— REQUIRED WORK —
Your task is to copy every line of the entries that contains "sekä".

[Collected data entries]
START

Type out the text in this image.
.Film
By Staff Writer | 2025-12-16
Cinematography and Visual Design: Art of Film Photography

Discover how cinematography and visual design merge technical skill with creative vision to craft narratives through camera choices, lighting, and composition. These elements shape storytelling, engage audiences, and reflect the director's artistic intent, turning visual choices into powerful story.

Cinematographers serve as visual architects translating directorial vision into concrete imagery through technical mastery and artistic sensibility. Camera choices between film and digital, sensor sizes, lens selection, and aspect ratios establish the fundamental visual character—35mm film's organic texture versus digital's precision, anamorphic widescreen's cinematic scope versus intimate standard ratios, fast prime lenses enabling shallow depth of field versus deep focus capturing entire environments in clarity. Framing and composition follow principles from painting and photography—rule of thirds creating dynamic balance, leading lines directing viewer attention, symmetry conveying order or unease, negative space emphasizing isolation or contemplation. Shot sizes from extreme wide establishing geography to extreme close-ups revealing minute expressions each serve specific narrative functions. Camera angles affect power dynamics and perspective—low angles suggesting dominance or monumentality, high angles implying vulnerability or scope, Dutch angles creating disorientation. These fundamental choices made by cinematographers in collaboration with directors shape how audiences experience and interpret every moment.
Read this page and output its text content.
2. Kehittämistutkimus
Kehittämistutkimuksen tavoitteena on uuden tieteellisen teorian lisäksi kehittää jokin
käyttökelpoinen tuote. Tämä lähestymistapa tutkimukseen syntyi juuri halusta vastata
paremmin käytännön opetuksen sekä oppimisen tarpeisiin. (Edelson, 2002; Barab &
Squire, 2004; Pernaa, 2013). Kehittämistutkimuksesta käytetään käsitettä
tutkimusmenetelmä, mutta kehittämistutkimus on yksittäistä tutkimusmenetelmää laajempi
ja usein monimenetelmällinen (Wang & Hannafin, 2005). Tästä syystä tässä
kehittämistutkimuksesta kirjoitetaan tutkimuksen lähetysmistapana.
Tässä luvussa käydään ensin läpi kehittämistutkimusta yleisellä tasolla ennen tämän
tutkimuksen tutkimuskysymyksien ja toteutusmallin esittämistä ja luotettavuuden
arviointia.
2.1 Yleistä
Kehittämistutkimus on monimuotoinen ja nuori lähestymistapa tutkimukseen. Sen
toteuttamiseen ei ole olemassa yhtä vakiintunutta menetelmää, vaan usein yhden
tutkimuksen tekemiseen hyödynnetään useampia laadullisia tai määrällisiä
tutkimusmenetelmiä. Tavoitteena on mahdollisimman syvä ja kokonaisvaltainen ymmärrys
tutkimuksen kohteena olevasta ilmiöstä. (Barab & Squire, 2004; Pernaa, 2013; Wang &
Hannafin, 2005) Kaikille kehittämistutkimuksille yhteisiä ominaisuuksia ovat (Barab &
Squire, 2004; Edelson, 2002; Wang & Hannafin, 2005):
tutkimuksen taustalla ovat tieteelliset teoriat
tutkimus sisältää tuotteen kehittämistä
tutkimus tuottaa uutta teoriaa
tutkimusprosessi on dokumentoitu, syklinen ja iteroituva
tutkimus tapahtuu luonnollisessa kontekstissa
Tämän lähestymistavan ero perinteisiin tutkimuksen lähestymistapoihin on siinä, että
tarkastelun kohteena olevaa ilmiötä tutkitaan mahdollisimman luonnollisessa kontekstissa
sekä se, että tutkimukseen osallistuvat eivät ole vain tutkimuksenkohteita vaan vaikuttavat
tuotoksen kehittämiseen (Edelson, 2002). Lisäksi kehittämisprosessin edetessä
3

END

— SOLUTION —
paremmin käytännön opetuksen sekä oppimisen tarpeisiin. (Edelson, 2002; Barab &
sekä se, että tutkimukseen osallistuvat eivät ole vain tutkimuksenkohteita vaan vaikuttavat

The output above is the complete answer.